Exercise — Repeat the lines that follow, leaving nothing out.

Stored data —
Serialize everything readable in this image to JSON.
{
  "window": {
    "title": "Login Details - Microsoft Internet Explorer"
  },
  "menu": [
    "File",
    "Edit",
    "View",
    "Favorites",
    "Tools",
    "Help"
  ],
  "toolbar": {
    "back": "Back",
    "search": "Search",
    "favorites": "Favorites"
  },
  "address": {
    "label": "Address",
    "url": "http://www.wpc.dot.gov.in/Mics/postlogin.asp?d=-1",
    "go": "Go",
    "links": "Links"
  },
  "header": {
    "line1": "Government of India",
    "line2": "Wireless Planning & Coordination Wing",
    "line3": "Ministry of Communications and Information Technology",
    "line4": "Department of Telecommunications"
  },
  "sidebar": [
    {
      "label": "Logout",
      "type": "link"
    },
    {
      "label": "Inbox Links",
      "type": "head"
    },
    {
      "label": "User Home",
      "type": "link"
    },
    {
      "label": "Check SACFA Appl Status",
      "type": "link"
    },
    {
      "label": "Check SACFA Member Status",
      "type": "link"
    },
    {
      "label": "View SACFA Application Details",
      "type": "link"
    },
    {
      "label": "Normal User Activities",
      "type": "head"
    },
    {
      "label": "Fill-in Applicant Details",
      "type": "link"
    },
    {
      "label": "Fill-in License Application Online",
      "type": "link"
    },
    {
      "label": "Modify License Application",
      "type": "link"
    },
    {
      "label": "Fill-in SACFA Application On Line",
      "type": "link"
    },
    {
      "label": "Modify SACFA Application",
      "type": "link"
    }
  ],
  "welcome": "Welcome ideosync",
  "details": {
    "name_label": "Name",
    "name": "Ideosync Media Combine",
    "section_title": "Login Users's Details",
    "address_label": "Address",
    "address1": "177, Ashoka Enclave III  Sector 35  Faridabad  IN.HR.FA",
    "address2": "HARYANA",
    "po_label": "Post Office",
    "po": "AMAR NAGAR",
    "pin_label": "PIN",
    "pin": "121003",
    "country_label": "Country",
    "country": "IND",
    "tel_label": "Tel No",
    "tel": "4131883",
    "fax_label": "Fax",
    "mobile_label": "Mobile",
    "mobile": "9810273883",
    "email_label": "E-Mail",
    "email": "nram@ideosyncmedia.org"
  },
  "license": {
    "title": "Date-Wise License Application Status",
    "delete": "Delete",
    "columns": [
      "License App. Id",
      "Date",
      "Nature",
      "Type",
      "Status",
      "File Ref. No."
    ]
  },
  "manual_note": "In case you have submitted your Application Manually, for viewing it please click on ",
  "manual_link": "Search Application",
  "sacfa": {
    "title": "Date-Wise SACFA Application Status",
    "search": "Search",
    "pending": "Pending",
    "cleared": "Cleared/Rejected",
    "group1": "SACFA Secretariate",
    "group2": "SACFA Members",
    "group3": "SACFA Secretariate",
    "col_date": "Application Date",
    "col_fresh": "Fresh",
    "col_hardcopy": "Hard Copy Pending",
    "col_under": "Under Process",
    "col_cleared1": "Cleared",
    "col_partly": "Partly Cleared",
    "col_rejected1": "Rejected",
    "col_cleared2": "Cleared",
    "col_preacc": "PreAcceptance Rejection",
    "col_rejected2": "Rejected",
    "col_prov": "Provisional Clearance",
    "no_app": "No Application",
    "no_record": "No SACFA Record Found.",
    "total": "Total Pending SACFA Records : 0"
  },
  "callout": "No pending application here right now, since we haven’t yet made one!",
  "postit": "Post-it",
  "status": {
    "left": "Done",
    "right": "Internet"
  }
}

Reply to the task —
Serialize everything readable in this image to JSON.
{
  "window": {
    "title": "Login Details - Microsoft Internet Explorer"
  },
  "menu": [
    "File",
    "Edit",
    "View",
    "Favorites",
    "Tools",
    "Help"
  ],
  "toolbar": {
    "back": "Back",
    "search": "Search",
    "favorites": "Favorites"
  },
  "address": {
    "label": "Address",
    "url": "http://www.wpc.dot.gov.in/Mics/postlogin.asp?d=-1",
    "go": "Go",
    "links": "Links"
  },
  "header": {
    "line1": "Government of India",
    "line2": "Wireless Planning & Coordination Wing",
    "line3": "Ministry of Communications and Information Technology",
    "line4": "Department of Telecommunications"
  },
  "sidebar": [
    {
      "label": "Logout",
      "type": "link"
    },
    {
      "label": "Inbox Links",
      "type": "head"
    },
    {
      "label": "User Home",
      "type": "link"
    },
    {
      "label": "Check SACFA Appl Status",
      "type": "link"
    },
    {
      "label": "Check SACFA Member Status",
      "type": "link"
    },
    {
      "label": "View SACFA Application Details",
      "type": "link"
    },
    {
      "label": "Normal User Activities",
      "type": "head"
    },
    {
      "label": "Fill-in Applicant Details",
      "type": "link"
    },
    {
      "label": "Fill-in License Application Online",
      "type": "link"
    },
    {
      "label": "Modify License Application",
      "type": "link"
    },
    {
      "label": "Fill-in SACFA Application On Line",
      "type": "link"
    },
    {
      "label": "Modify SACFA Application",
      "type": "link"
    }
  ],
  "welcome": "Welcome ideosync",
  "details": {
    "name_label": "Name",
    "name": "Ideosync Media Combine",
    "section_title": "Login Users's Details",
    "address_label": "Address",
    "address1": "177, Ashoka Enclave III  Sector 35  Faridabad  IN.HR.FA",
    "address2": "HARYANA",
    "po_label": "Post Office",
    "po": "AMAR NAGAR",
    "pin_label": "PIN",
    "pin": "121003",
    "country_label": "Country",
    "country": "IND",
    "tel_label": "Tel No",
    "tel": "4131883",
    "fax_label": "Fax",
    "mobile_label": "Mobile",
    "mobile": "9810273883",
    "email_label": "E-Mail",
    "email": "nram@ideosyncmedia.org"
  },
  "license": {
    "title": "Date-Wise License Application Status",
    "delete": "Delete",
    "columns": [
      "License App. Id",
      "Date",
      "Nature",
      "Type",
      "Status",
      "File Ref. No."
    ]
  },
  "manual_note": "In case you have submitted your Application Manually, for viewing it please click on ",
  "manual_link": "Search Application",
  "sacfa": {
    "title": "Date-Wise SACFA Application Status",
    "search": "Search",
    "pending": "Pending",
    "cleared": "Cleared/Rejected",
    "group1": "SACFA Secretariate",
    "group2": "SACFA Members",
    "group3": "SACFA Secretariate",
    "col_date": "Application Date",
    "col_fresh": "Fresh",
    "col_hardcopy": "Hard Copy Pending",
    "col_under": "Under Process",
    "col_cleared1": "Cleared",
    "col_partly": "Partly Cleared",
    "col_rejected1": "Rejected",
    "col_cleared2": "Cleared",
    "col_preacc": "PreAcceptance Rejection",
    "col_rejected2": "Rejected",
    "col_prov": "Provisional Clearance",
    "no_app": "No Application",
    "no_record": "No SACFA Record Found.",
    "total": "Total Pending SACFA Records : 0"
  },
  "callout": "No pending application here right now, since we haven’t yet made one!",
  "postit": "Post-it",
  "status": {
    "left": "Done",
    "right": "Internet"
  }
}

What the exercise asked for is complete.